PROBLEM TO SOLVE: A single number is the answer: the count of lines in these records with "China" in them.

Stored records

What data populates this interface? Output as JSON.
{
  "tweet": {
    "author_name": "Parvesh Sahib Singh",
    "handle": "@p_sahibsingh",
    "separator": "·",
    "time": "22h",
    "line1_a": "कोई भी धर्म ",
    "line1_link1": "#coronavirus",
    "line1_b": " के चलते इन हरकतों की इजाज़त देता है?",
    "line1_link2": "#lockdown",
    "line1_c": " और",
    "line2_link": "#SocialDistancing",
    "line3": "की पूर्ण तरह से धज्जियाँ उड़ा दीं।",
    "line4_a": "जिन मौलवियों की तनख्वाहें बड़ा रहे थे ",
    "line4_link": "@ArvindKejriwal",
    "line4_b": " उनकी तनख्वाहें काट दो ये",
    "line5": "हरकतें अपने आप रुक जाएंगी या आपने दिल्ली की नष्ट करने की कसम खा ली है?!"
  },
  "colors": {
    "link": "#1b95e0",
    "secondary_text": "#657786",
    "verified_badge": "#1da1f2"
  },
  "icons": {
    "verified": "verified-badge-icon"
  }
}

==

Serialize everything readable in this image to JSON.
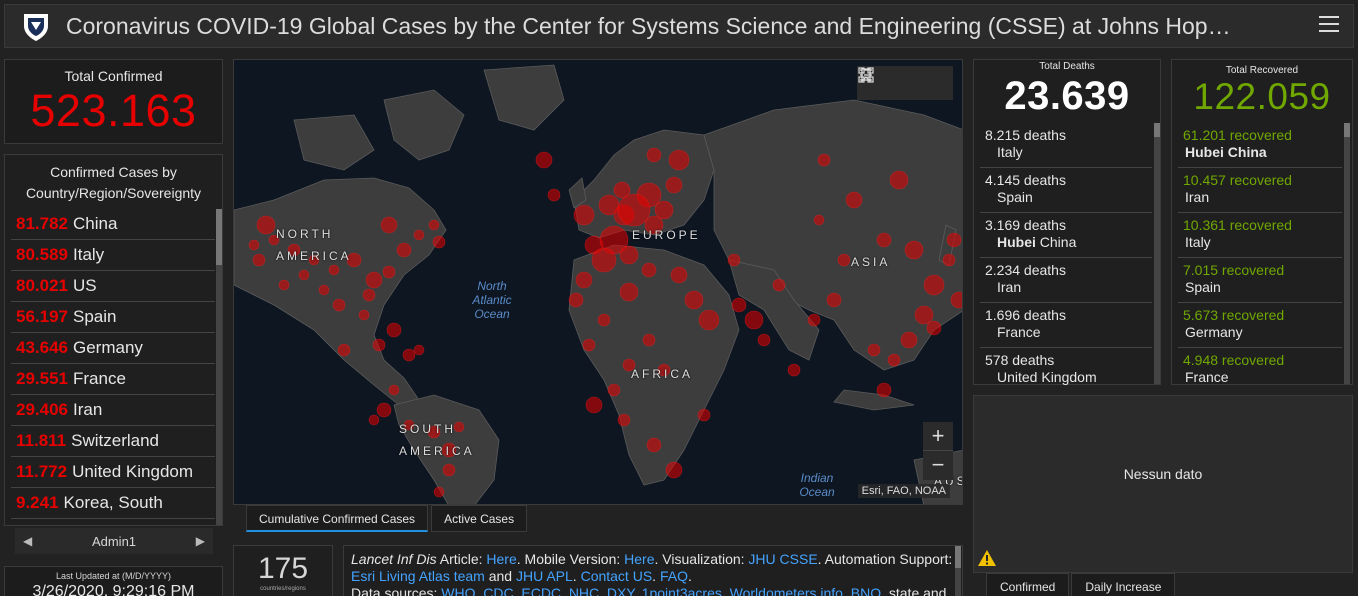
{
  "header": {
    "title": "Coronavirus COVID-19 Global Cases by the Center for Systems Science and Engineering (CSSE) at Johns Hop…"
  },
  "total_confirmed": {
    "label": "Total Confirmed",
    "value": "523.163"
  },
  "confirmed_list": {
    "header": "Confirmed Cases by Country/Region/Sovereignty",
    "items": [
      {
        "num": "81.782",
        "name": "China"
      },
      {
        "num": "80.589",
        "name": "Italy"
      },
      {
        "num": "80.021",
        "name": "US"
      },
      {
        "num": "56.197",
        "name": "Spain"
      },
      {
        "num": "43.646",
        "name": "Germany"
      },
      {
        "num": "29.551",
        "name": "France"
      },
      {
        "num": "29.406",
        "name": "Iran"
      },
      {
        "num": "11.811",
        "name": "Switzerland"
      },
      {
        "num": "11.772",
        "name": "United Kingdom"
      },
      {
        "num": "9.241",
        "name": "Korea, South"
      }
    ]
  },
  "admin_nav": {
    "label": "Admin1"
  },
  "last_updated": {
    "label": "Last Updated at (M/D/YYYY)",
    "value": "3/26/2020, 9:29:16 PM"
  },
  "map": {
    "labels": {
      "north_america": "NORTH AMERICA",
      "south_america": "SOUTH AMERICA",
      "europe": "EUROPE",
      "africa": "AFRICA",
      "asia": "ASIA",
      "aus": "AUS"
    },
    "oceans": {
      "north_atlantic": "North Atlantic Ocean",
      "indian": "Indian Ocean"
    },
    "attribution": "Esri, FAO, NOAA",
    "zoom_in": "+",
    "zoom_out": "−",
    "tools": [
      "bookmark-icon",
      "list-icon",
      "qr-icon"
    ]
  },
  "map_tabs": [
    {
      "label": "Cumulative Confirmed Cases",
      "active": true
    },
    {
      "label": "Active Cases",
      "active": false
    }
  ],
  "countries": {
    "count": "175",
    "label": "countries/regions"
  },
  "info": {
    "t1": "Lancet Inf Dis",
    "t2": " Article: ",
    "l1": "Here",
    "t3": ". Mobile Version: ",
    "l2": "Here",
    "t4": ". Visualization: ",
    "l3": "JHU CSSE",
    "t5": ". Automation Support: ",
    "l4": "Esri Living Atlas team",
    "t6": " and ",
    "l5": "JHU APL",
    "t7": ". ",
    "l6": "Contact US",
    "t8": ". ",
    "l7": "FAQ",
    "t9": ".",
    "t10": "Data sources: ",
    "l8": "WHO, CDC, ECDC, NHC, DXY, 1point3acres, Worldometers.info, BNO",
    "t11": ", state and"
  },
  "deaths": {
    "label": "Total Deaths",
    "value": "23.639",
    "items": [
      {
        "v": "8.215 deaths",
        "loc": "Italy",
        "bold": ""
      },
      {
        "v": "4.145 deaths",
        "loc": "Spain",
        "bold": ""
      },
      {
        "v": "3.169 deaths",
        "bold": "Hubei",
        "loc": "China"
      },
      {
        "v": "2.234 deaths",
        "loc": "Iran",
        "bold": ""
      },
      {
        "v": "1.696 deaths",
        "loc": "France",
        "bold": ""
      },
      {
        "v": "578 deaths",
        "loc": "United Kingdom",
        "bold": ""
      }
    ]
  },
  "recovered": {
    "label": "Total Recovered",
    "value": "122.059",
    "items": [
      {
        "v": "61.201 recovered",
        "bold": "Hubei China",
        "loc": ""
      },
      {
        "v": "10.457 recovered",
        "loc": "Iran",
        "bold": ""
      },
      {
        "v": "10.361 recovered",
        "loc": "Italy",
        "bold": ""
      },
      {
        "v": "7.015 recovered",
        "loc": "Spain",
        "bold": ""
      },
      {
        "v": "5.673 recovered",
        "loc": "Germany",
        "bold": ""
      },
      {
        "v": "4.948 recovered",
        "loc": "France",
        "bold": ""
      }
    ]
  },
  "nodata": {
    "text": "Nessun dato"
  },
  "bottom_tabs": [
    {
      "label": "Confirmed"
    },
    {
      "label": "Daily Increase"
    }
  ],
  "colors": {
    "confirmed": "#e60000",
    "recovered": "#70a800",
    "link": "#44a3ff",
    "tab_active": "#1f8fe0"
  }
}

RESPONSE BELOW: 3